Dataset entries

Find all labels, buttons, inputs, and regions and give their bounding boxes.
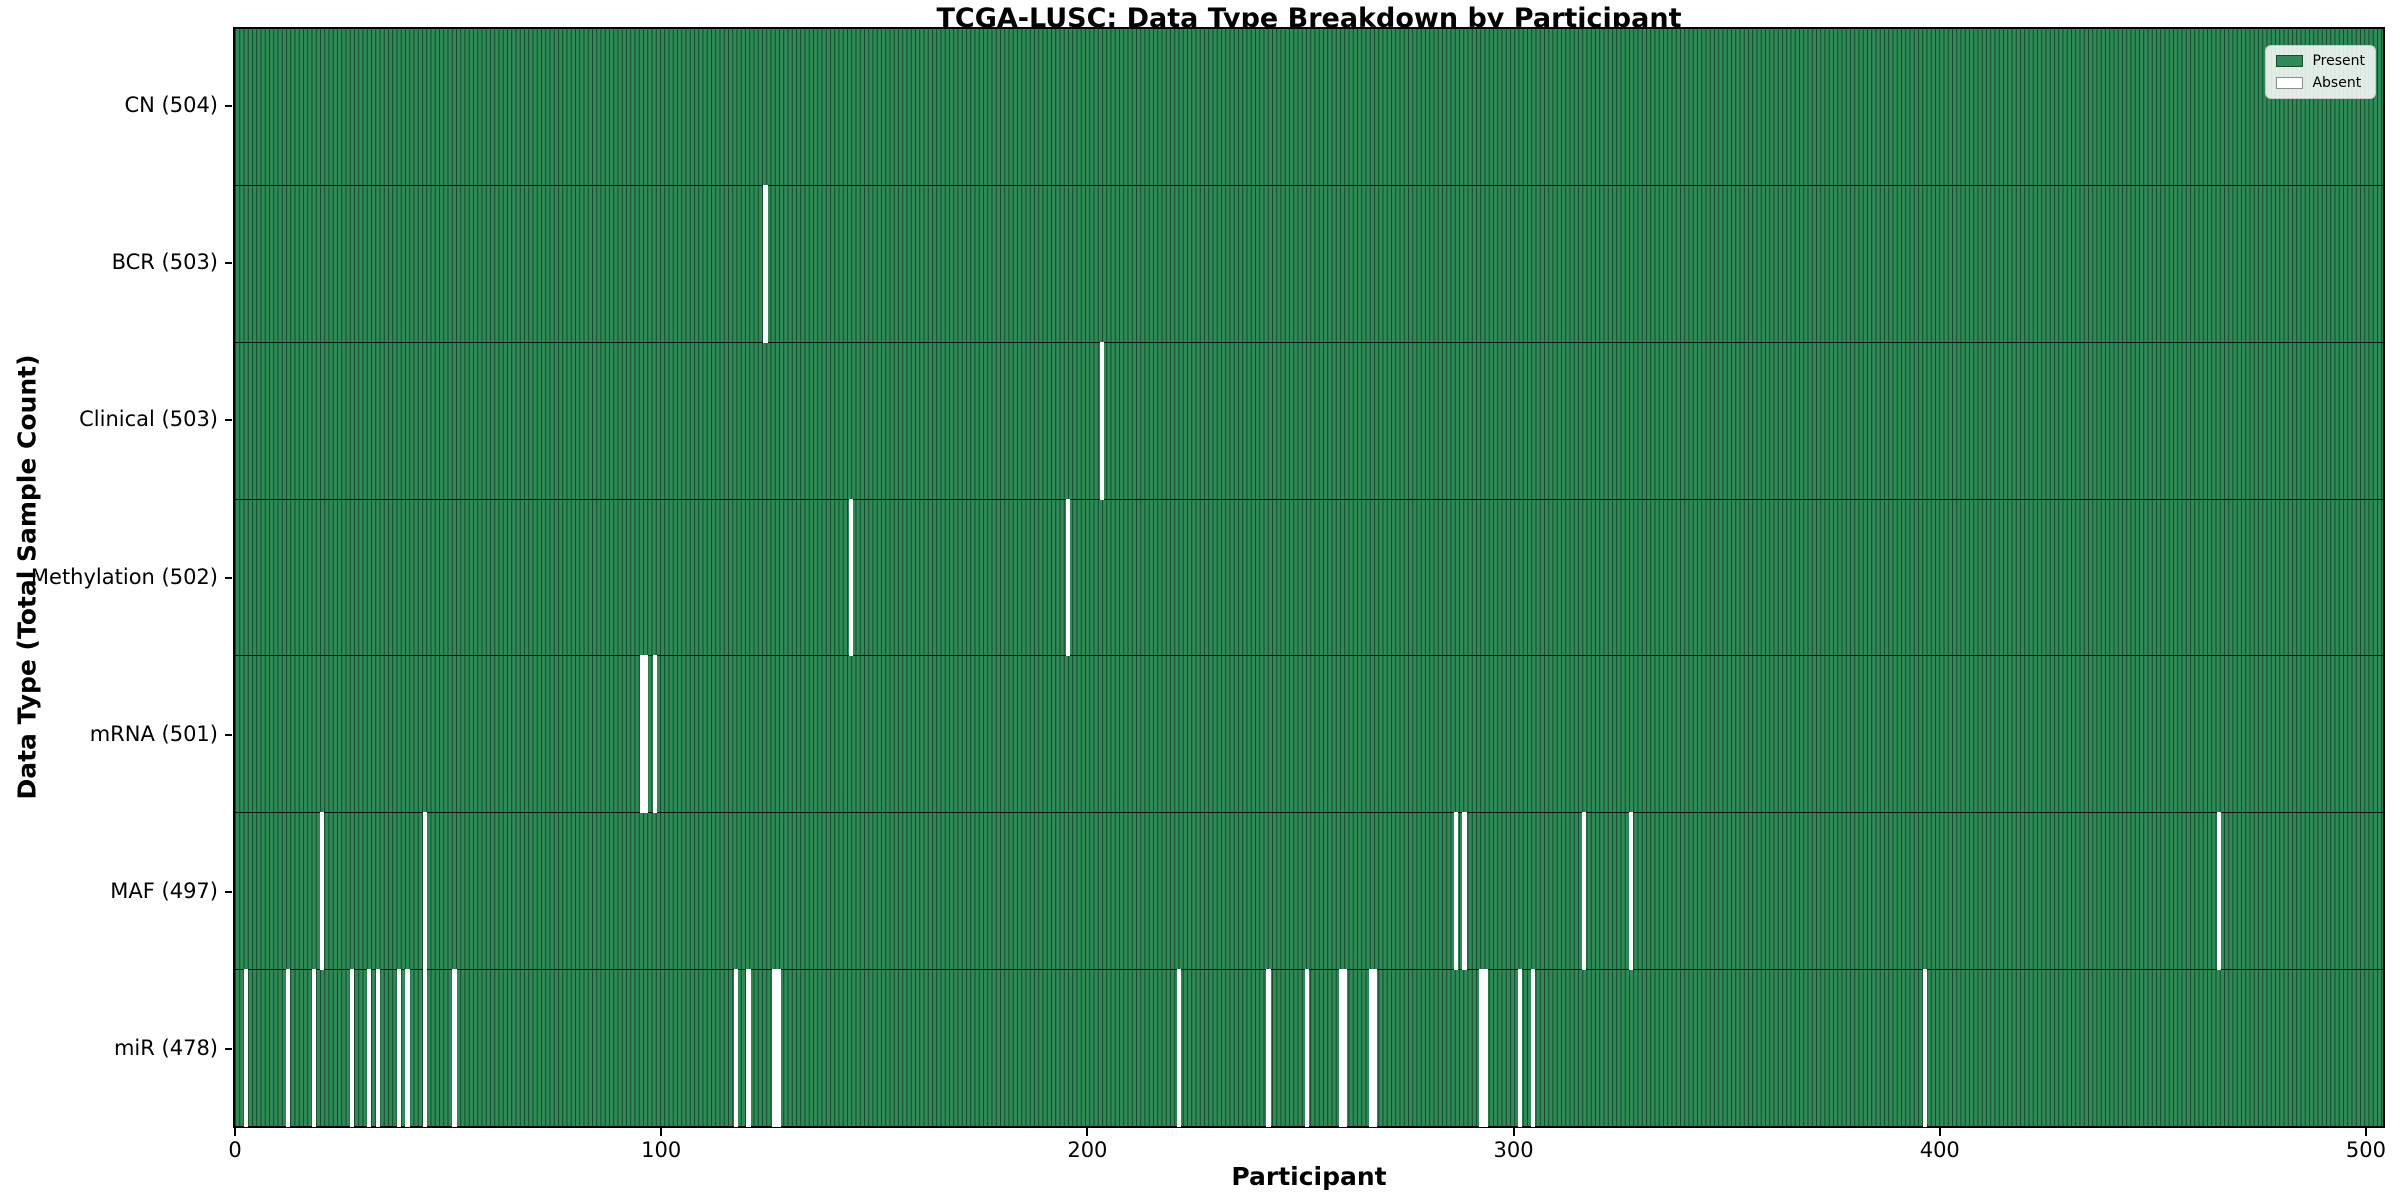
legend-item-absent: Absent <box>2276 75 2365 91</box>
y-tick-label: CN (504) <box>124 92 218 117</box>
y-tick-mark <box>225 576 232 579</box>
data-row-BCR <box>235 184 2383 343</box>
x-tick-mark <box>1938 1128 1941 1136</box>
x-axis-label: Participant <box>1231 1162 1387 1191</box>
data-row-miR <box>235 969 2383 1128</box>
x-tick-mark <box>660 1128 663 1136</box>
x-tick-label: 300 <box>1493 1138 1534 1162</box>
x-tick-mark <box>1086 1128 1089 1136</box>
absent-gap <box>405 969 410 1128</box>
absent-gap <box>350 969 355 1128</box>
absent-gap <box>733 969 738 1128</box>
absent-gap <box>286 969 291 1128</box>
x-tick-mark <box>2364 1128 2367 1136</box>
absent-gap <box>639 655 645 814</box>
absent-gap <box>652 655 657 814</box>
x-tick-mark <box>1512 1128 1515 1136</box>
absent-gap <box>2216 812 2222 971</box>
y-tick-mark <box>225 891 232 894</box>
x-tick-label: 0 <box>228 1138 242 1162</box>
absent-gap <box>1453 812 1459 971</box>
absent-gap <box>644 655 649 814</box>
y-tick-mark <box>225 104 232 107</box>
legend: Present Absent <box>2265 45 2376 99</box>
absent-gap <box>1304 969 1309 1128</box>
x-tick-label: 400 <box>1919 1138 1960 1162</box>
x-tick-mark <box>234 1128 236 1136</box>
y-tick-label: mRNA (501) <box>89 721 218 746</box>
legend-label-present: Present <box>2312 53 2365 69</box>
absent-gap <box>1266 969 1271 1128</box>
absent-gap <box>1368 969 1373 1128</box>
y-tick-label: MAF (497) <box>110 879 218 904</box>
y-tick-label: Clinical (503) <box>79 407 218 432</box>
y-tick-mark <box>225 733 232 736</box>
absent-gap <box>848 498 853 657</box>
absent-gap <box>1372 969 1378 1128</box>
absent-gap <box>1479 969 1484 1128</box>
absent-gap <box>320 812 325 971</box>
y-tick-mark <box>225 261 232 264</box>
plot-area: Present Absent <box>233 27 2385 1128</box>
data-row-MAF <box>235 812 2383 971</box>
data-row-CN <box>235 29 2383 185</box>
legend-swatch-present <box>2276 55 2304 67</box>
absent-gap <box>396 969 402 1128</box>
absent-gap <box>1176 969 1182 1128</box>
absent-gap <box>1517 969 1523 1128</box>
x-tick-label: 200 <box>1067 1138 1108 1162</box>
data-row-mRNA <box>235 655 2383 814</box>
absent-gap <box>311 969 316 1128</box>
absent-gap <box>776 969 781 1128</box>
y-tick-label: miR (478) <box>113 1036 218 1061</box>
absent-gap <box>243 969 248 1128</box>
absent-gap <box>452 969 457 1128</box>
legend-item-present: Present <box>2276 53 2365 69</box>
absent-gap <box>1100 341 1105 500</box>
absent-gap <box>375 969 380 1128</box>
y-tick-label: Methylation (502) <box>30 564 218 589</box>
absent-gap <box>1066 498 1071 657</box>
absent-gap <box>1462 812 1467 971</box>
absent-gap <box>1483 969 1488 1128</box>
absent-gap <box>422 812 427 971</box>
x-tick-label: 100 <box>641 1138 682 1162</box>
y-tick-mark <box>225 1048 232 1051</box>
absent-gap <box>1343 969 1348 1128</box>
data-row-Methylation <box>235 498 2383 657</box>
legend-swatch-absent <box>2276 77 2304 89</box>
legend-label-absent: Absent <box>2312 75 2362 91</box>
absent-gap <box>1338 969 1344 1128</box>
absent-gap <box>1922 969 1927 1128</box>
absent-gap <box>1628 812 1633 971</box>
y-tick-mark <box>225 419 232 422</box>
y-tick-label: BCR (503) <box>111 249 218 274</box>
data-row-Clinical <box>235 341 2383 500</box>
absent-gap <box>746 969 751 1128</box>
absent-gap <box>367 969 372 1128</box>
absent-gap <box>772 969 777 1128</box>
absent-gap <box>1581 812 1586 971</box>
absent-gap <box>1530 969 1535 1128</box>
x-tick-label: 500 <box>2345 1138 2386 1162</box>
absent-gap <box>763 184 768 343</box>
absent-gap <box>422 969 427 1128</box>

TASK INSTRUCTIONS ▸ Give only a number, namely how many lines in the entries above hold the word "legend".

EXERCISE OUTPUT ▸ 7